— START OF DATA SUPPLIED —

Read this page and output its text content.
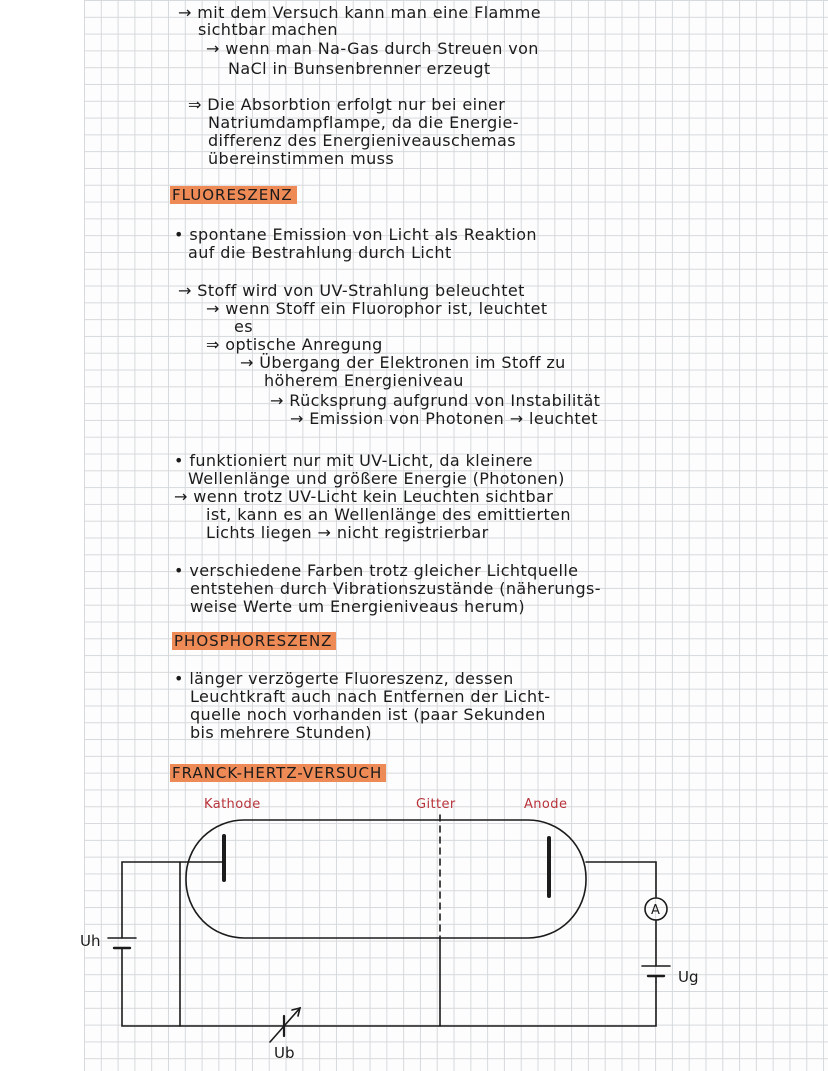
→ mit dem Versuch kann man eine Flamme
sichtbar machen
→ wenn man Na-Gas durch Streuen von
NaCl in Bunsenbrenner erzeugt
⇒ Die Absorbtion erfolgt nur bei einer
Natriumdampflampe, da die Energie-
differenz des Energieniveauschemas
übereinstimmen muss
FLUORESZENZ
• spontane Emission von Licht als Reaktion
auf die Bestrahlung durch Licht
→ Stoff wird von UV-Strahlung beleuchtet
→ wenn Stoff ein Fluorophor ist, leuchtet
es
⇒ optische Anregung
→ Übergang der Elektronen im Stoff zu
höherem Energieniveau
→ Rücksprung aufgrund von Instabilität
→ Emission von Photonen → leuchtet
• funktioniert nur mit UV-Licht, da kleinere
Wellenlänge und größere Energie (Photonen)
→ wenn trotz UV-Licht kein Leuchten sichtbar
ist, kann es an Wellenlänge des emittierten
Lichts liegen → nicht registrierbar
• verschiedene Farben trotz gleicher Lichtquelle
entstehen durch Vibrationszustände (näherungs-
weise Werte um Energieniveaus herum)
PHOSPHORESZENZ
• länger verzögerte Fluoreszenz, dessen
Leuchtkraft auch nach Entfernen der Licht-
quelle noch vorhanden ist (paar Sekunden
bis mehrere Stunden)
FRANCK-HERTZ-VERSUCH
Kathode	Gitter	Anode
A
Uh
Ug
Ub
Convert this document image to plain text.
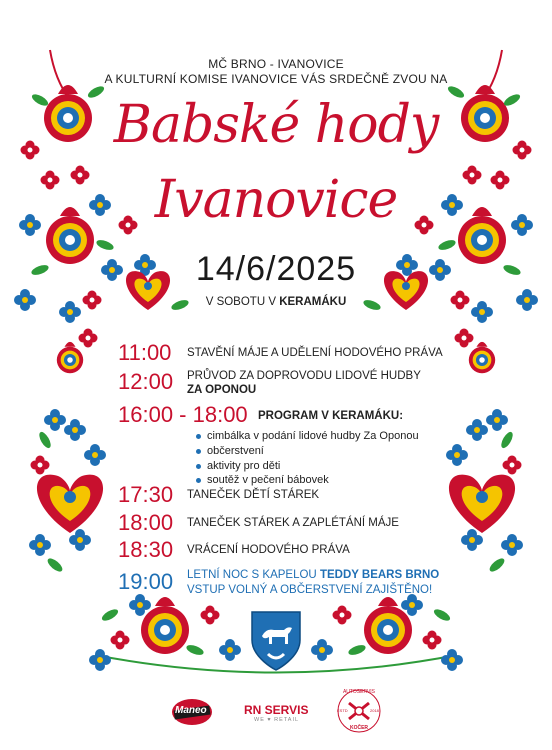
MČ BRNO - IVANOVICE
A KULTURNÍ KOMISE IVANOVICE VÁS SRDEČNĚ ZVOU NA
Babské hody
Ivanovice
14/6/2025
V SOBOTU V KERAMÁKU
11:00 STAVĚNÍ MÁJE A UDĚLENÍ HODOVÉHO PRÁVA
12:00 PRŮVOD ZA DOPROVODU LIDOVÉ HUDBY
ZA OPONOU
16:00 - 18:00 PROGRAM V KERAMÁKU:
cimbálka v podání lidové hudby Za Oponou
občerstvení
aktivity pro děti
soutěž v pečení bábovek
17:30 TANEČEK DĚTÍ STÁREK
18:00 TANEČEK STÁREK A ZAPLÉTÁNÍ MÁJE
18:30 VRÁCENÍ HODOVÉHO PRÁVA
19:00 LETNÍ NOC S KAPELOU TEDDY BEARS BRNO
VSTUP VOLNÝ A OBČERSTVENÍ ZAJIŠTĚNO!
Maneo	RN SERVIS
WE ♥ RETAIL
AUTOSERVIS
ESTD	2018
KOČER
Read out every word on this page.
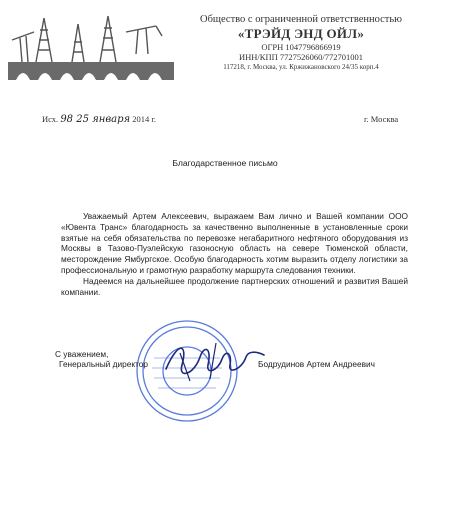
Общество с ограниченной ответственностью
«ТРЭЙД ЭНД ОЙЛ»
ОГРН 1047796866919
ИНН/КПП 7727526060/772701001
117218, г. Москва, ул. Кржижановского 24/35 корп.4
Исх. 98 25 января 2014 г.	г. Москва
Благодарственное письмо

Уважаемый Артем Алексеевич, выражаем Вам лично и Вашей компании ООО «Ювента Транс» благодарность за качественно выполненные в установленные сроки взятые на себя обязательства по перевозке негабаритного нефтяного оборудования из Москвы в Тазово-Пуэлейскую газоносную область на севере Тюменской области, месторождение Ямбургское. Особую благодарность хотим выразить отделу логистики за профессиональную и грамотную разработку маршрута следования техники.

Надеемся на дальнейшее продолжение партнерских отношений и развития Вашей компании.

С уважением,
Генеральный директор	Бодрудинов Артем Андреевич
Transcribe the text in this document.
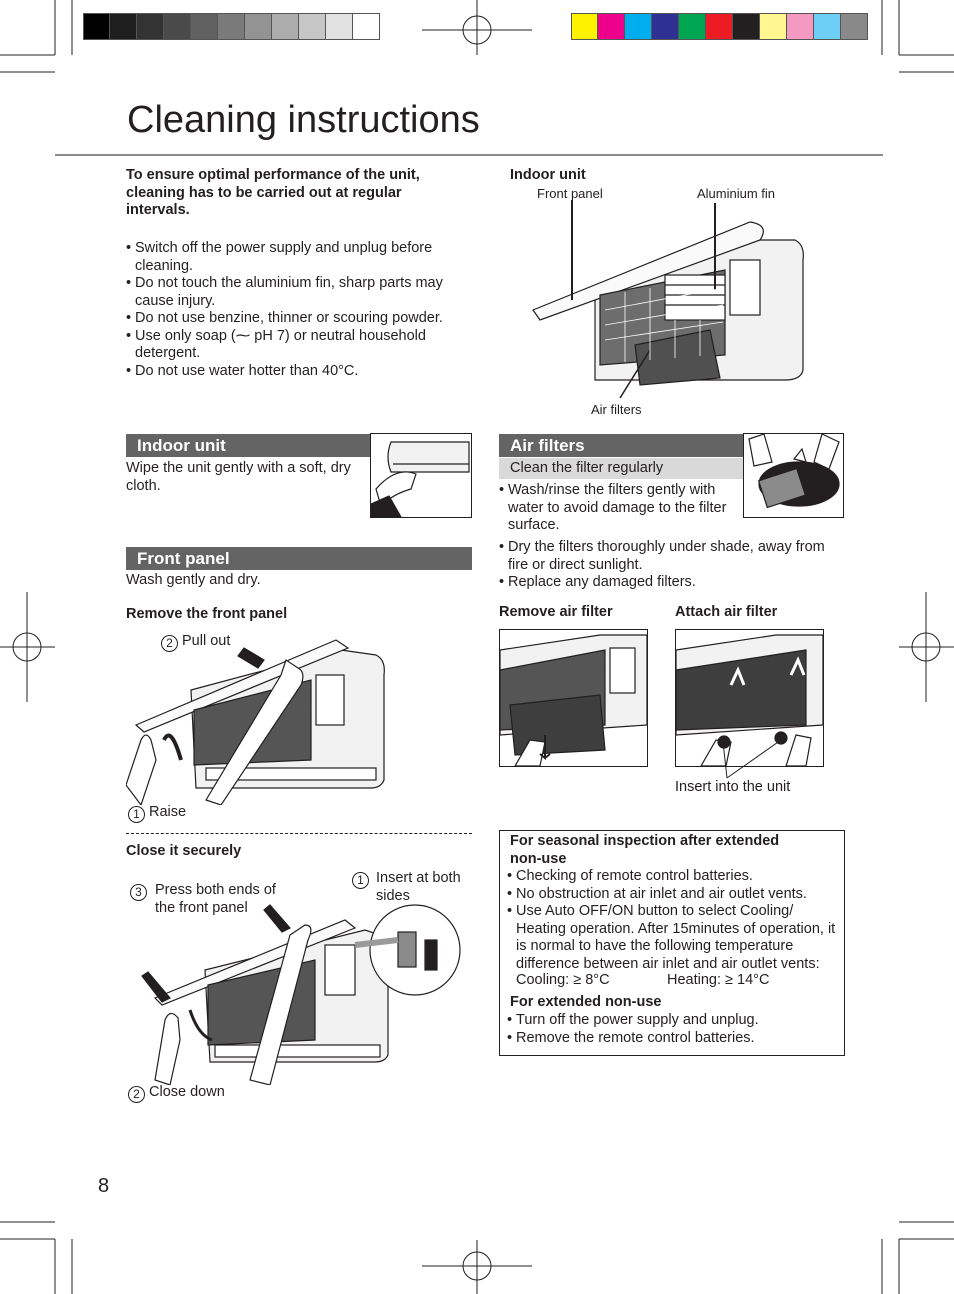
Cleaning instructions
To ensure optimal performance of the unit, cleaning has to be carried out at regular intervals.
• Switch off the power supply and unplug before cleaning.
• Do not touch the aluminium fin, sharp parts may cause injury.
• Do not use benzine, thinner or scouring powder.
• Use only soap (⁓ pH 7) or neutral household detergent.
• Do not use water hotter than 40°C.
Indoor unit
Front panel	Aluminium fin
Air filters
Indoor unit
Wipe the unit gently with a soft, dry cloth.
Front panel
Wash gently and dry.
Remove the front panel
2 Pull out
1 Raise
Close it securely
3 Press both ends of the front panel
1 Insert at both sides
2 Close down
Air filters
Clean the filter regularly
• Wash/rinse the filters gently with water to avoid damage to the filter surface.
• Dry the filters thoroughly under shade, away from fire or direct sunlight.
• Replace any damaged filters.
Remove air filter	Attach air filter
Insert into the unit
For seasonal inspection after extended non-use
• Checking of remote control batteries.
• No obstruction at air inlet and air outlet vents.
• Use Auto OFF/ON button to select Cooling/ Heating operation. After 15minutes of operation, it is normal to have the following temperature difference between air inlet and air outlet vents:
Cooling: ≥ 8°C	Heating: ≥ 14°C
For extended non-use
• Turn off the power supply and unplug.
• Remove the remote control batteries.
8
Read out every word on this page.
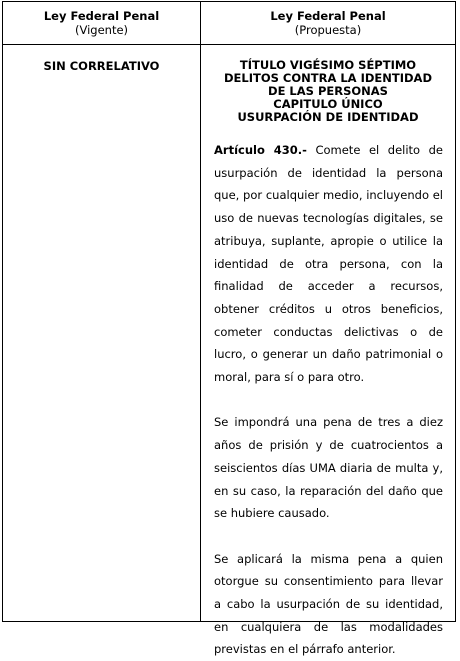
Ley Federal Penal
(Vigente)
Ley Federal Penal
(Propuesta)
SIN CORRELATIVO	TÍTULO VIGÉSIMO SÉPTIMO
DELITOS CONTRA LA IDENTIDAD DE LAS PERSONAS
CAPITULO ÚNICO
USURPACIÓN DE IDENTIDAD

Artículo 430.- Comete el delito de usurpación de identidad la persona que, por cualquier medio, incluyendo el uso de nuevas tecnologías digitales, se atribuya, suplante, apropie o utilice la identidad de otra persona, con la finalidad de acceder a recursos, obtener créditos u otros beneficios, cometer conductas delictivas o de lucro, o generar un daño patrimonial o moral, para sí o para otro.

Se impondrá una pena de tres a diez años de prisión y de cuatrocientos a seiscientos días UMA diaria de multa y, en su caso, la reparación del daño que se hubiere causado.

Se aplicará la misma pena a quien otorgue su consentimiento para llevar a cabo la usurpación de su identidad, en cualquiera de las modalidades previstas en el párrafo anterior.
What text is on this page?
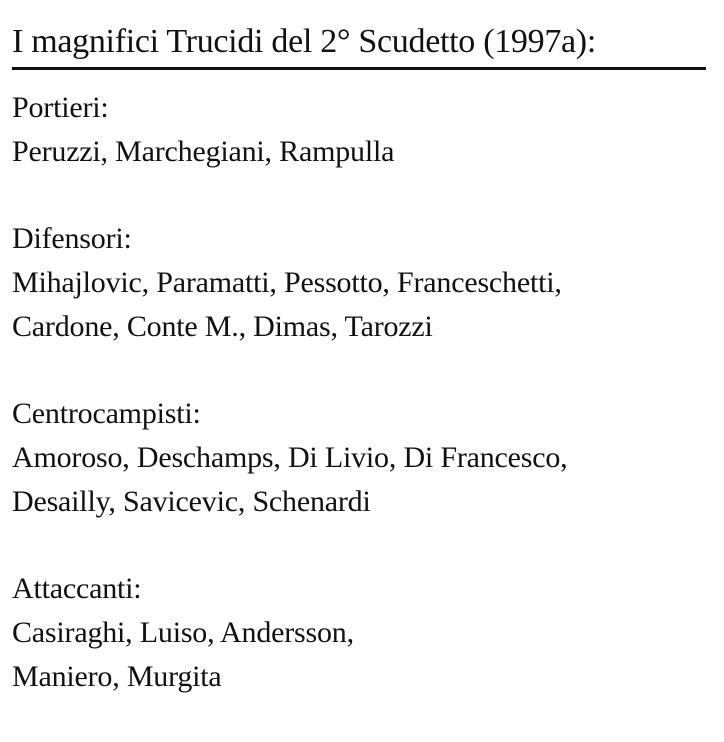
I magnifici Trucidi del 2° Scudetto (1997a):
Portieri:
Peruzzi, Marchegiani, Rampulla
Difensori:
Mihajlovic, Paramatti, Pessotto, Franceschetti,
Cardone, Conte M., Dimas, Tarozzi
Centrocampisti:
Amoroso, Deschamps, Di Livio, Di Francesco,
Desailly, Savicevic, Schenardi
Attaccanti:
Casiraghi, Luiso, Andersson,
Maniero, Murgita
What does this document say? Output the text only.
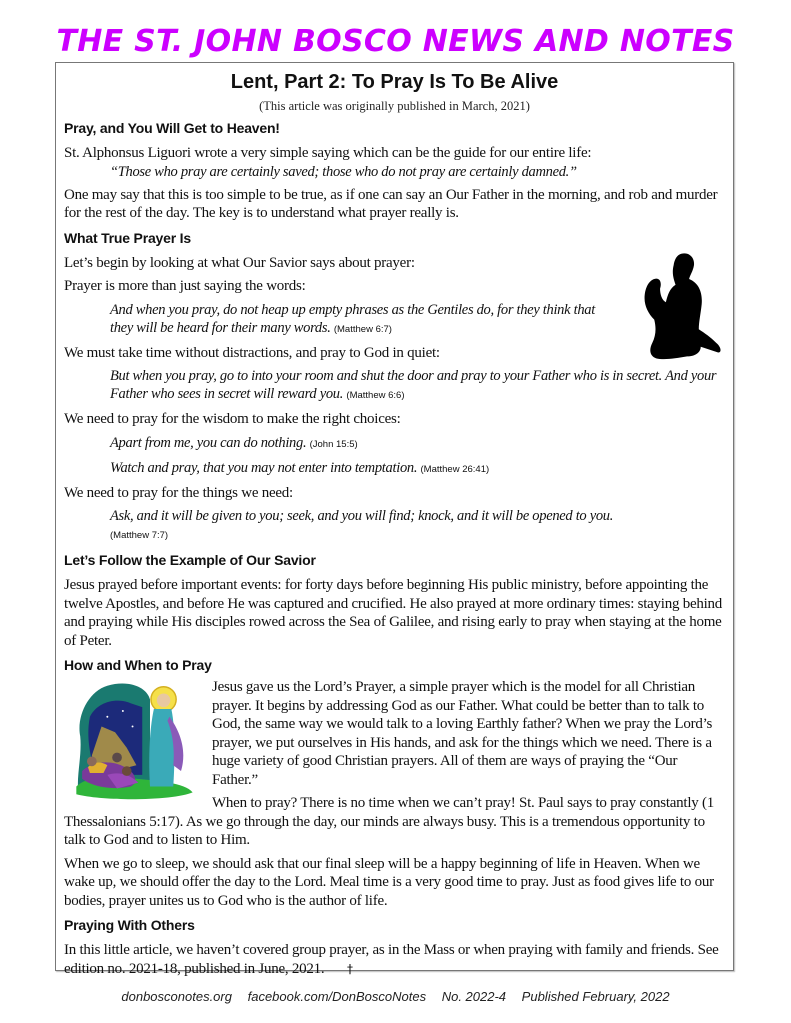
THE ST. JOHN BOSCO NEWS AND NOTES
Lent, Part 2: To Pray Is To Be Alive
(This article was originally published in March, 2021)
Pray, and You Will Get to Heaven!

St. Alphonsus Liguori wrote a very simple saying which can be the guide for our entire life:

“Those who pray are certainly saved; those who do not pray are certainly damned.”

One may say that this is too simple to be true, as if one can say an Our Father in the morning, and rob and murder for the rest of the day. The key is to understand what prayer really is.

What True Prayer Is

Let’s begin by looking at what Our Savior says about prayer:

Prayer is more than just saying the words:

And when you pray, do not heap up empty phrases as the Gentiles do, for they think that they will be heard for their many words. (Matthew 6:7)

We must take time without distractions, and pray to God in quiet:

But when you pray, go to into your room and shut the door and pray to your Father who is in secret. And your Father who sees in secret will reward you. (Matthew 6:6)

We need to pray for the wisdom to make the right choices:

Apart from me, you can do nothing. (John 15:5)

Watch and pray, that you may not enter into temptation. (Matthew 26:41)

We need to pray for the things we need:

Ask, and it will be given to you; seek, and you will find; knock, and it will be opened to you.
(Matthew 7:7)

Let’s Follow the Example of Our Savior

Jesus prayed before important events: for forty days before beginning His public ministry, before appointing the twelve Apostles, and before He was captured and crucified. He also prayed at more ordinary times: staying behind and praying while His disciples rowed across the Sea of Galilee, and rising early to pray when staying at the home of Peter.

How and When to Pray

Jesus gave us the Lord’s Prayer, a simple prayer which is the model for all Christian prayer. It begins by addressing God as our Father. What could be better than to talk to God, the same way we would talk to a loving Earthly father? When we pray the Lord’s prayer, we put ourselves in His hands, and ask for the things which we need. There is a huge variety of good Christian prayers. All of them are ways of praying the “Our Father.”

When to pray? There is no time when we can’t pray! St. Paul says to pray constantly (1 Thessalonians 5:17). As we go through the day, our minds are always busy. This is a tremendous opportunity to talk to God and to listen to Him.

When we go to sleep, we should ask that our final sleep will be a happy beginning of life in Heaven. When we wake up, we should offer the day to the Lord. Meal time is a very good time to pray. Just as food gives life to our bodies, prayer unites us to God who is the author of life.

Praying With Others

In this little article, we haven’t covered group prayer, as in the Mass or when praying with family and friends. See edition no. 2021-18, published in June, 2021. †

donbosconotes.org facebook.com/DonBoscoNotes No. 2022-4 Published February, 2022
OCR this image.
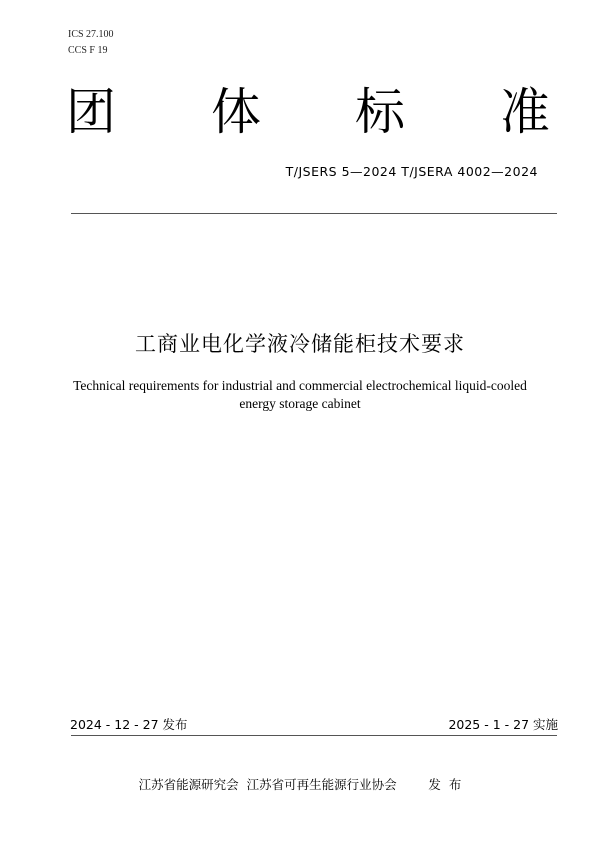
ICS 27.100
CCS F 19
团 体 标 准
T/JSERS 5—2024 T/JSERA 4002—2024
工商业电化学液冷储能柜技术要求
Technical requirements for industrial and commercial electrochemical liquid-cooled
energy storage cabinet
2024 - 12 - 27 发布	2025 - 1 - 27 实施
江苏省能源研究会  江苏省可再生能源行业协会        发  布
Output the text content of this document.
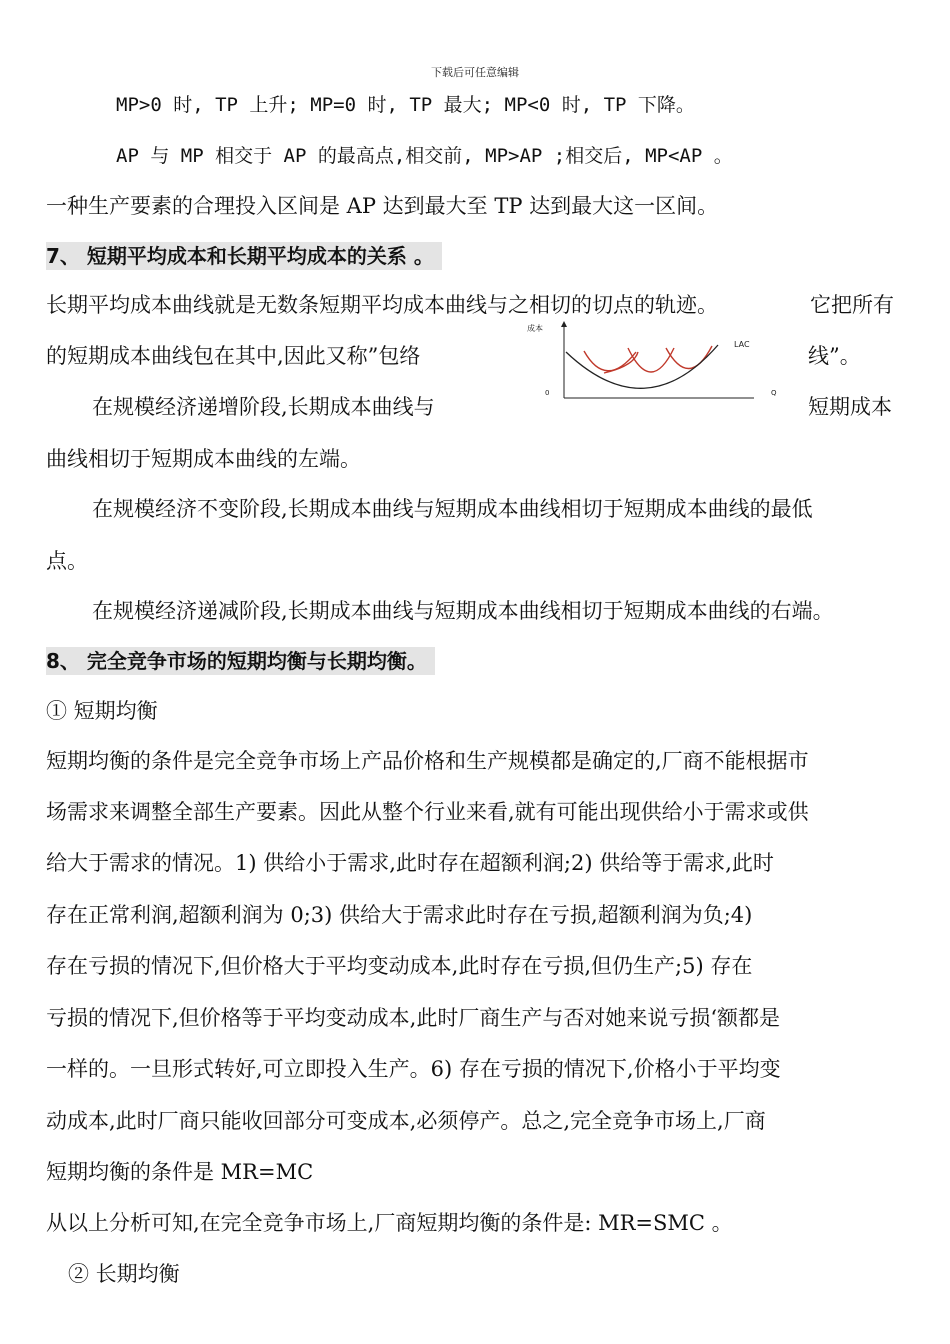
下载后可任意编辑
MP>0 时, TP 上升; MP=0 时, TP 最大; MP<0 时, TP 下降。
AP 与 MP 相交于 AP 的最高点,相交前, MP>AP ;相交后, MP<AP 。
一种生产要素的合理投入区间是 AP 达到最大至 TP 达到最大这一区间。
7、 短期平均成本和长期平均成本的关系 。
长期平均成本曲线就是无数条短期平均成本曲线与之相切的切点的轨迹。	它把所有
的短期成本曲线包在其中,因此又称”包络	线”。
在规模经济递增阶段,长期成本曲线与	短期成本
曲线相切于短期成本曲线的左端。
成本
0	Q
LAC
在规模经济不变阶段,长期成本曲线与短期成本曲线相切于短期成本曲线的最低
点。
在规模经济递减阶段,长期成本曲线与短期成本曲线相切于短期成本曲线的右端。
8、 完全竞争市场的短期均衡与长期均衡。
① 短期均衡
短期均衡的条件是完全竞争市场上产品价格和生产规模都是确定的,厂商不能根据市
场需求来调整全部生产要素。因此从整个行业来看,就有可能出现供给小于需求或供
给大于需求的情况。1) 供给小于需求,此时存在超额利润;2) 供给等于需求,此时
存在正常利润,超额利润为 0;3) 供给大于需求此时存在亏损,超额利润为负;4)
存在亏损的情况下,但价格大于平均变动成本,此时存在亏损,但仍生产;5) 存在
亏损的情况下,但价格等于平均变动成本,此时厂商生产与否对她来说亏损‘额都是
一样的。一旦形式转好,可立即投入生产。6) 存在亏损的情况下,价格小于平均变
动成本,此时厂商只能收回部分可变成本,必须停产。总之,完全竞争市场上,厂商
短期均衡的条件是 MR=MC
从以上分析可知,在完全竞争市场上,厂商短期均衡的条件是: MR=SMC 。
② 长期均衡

— END OF DATA SUPPLIED —

EXERCISE DETAILS
Which lines contain the word "text"? Copy each one.

RESPONSE
Read this page and output its text content.
Convert this document image to plain text.
Transcribe the text in this document.
What text is on this page?
What does this document say? Output the text only.
Output the text content of this document.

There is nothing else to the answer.